Lines of data
╭──

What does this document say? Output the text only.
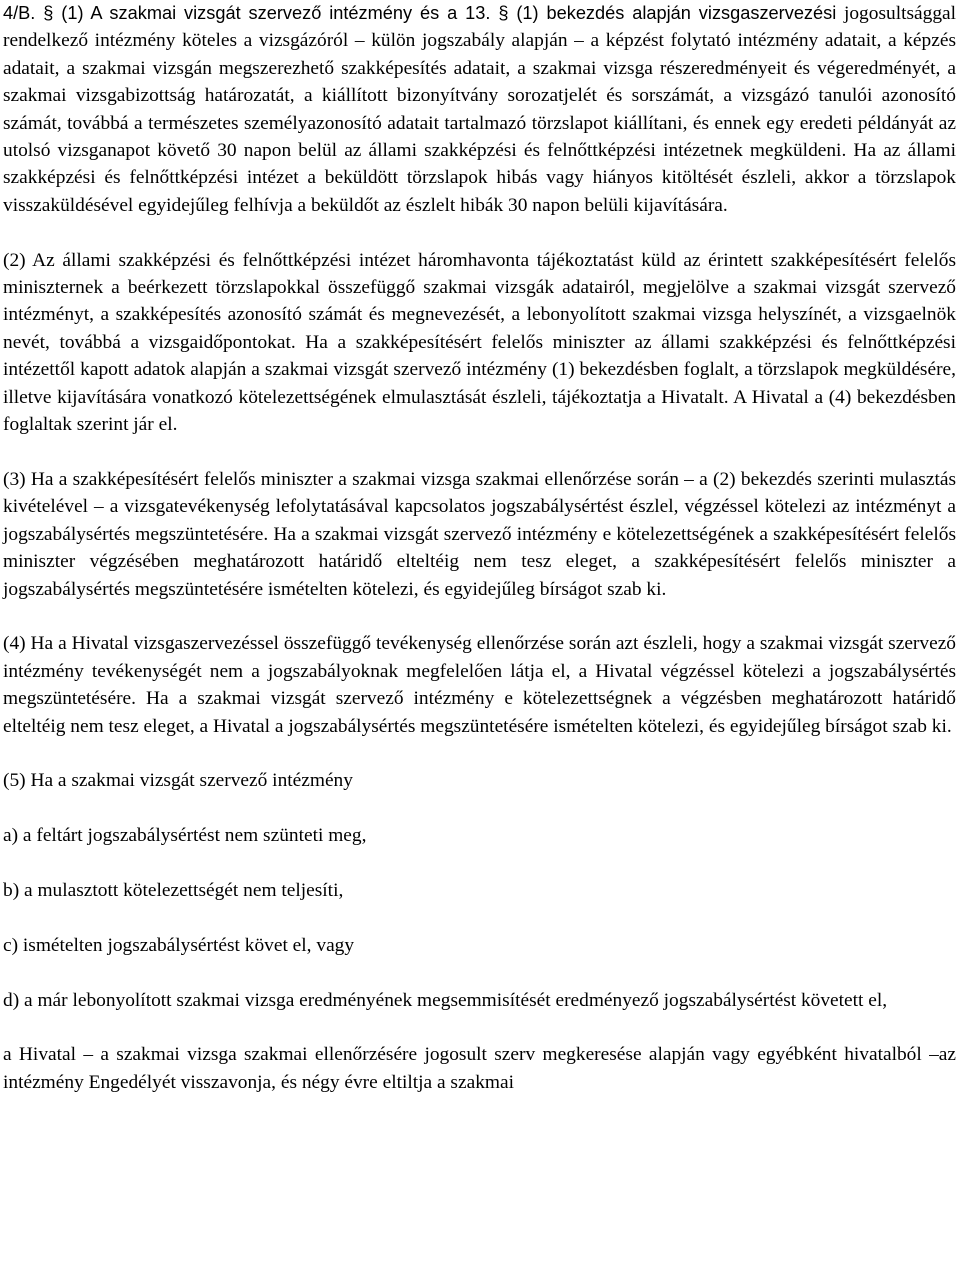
4/B. § (1) A szakmai vizsgát szervező intézmény és a 13. § (1) bekezdés alapján vizsgaszervezési jogosultsággal rendelkező intézmény köteles a vizsgázóról – külön jogszabály alapján – a képzést folytató intézmény adatait, a képzés adatait, a szakmai vizsgán megszerezhető szakképesítés adatait, a szakmai vizsga részeredményeit és végeredményét, a szakmai vizsgabizottság határozatát, a kiállított bizonyítvány sorozatjelét és sorszámát, a vizsgázó tanulói azonosító számát, továbbá a természetes személyazonosító adatait tartalmazó törzslapot kiállítani, és ennek egy eredeti példányát az utolsó vizsganapot követő 30 napon belül az állami szakképzési és felnőttképzési intézetnek megküldeni. Ha az állami szakképzési és felnőttképzési intézet a beküldött törzslapok hibás vagy hiányos kitöltését észleli, akkor a törzslapok visszaküldésével egyidejűleg felhívja a beküldőt az észlelt hibák 30 napon belüli kijavítására.

(2) Az állami szakképzési és felnőttképzési intézet háromhavonta tájékoztatást küld az érintett szakképesítésért felelős miniszternek a beérkezett törzslapokkal összefüggő szakmai vizsgák adatairól, megjelölve a szakmai vizsgát szervező intézményt, a szakképesítés azonosító számát és megnevezését, a lebonyolított szakmai vizsga helyszínét, a vizsgaelnök nevét, továbbá a vizsgaidőpontokat. Ha a szakképesítésért felelős miniszter az állami szakképzési és felnőttképzési intézettől kapott adatok alapján a szakmai vizsgát szervező intézmény (1) bekezdésben foglalt, a törzslapok megküldésére, illetve kijavítására vonatkozó kötelezettségének elmulasztását észleli, tájékoztatja a Hivatalt. A Hivatal a (4) bekezdésben foglaltak szerint jár el.

(3) Ha a szakképesítésért felelős miniszter a szakmai vizsga szakmai ellenőrzése során – a (2) bekezdés szerinti mulasztás kivételével – a vizsgatevékenység lefolytatásával kapcsolatos jogszabálysértést észlel, végzéssel kötelezi az intézményt a jogszabálysértés megszüntetésére. Ha a szakmai vizsgát szervező intézmény e kötelezettségének a szakképesítésért felelős miniszter végzésében meghatározott határidő elteltéig nem tesz eleget, a szakképesítésért felelős miniszter a jogszabálysértés megszüntetésére ismételten kötelezi, és egyidejűleg bírságot szab ki.

(4) Ha a Hivatal vizsgaszervezéssel összefüggő tevékenység ellenőrzése során azt észleli, hogy a szakmai vizsgát szervező intézmény tevékenységét nem a jogszabályoknak megfelelően látja el, a Hivatal végzéssel kötelezi a jogszabálysértés megszüntetésére. Ha a szakmai vizsgát szervező intézmény e kötelezettségnek a végzésben meghatározott határidő elteltéig nem tesz eleget, a Hivatal a jogszabálysértés megszüntetésére ismételten kötelezi, és egyidejűleg bírságot szab ki.

(5) Ha a szakmai vizsgát szervező intézmény

a) a feltárt jogszabálysértést nem szünteti meg,

b) a mulasztott kötelezettségét nem teljesíti,

c) ismételten jogszabálysértést követ el, vagy

d) a már lebonyolított szakmai vizsga eredményének megsemmisítését eredményező jogszabálysértést követett el,

a Hivatal – a szakmai vizsga szakmai ellenőrzésére jogosult szerv megkeresése alapján vagy egyébként hivatalból –az intézmény Engedélyét visszavonja, és négy évre eltiltja a szakmai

╰──

Write out every line of the data that holds the word "ismételten".

= Result of the exercise =
(3) Ha a szakképesítésért felelős miniszter a szakmai vizsga szakmai ellenőrzése során – a (2) bekezdés szerinti mulasztás kivételével – a vizsgatevékenység lefolytatásával kapcsolatos jogszabálysértést észlel, végzéssel kötelezi az intézményt a jogszabálysértés megszüntetésére. Ha a szakmai vizsgát szervező intézmény e kötelezettségének a szakképesítésért felelős miniszter végzésében meghatározott határidő elteltéig nem tesz eleget, a szakképesítésért felelős miniszter a jogszabálysértés megszüntetésére ismételten kötelezi, és egyidejűleg bírságot szab ki.
(4) Ha a Hivatal vizsgaszervezéssel összefüggő tevékenység ellenőrzése során azt észleli, hogy a szakmai vizsgát szervező intézmény tevékenységét nem a jogszabályoknak megfelelően látja el, a Hivatal végzéssel kötelezi a jogszabálysértés megszüntetésére. Ha a szakmai vizsgát szervező intézmény e kötelezettségnek a végzésben meghatározott határidő elteltéig nem tesz eleget, a Hivatal a jogszabálysértés megszüntetésére ismételten kötelezi, és egyidejűleg bírságot szab ki.
c) ismételten jogszabálysértést követ el, vagy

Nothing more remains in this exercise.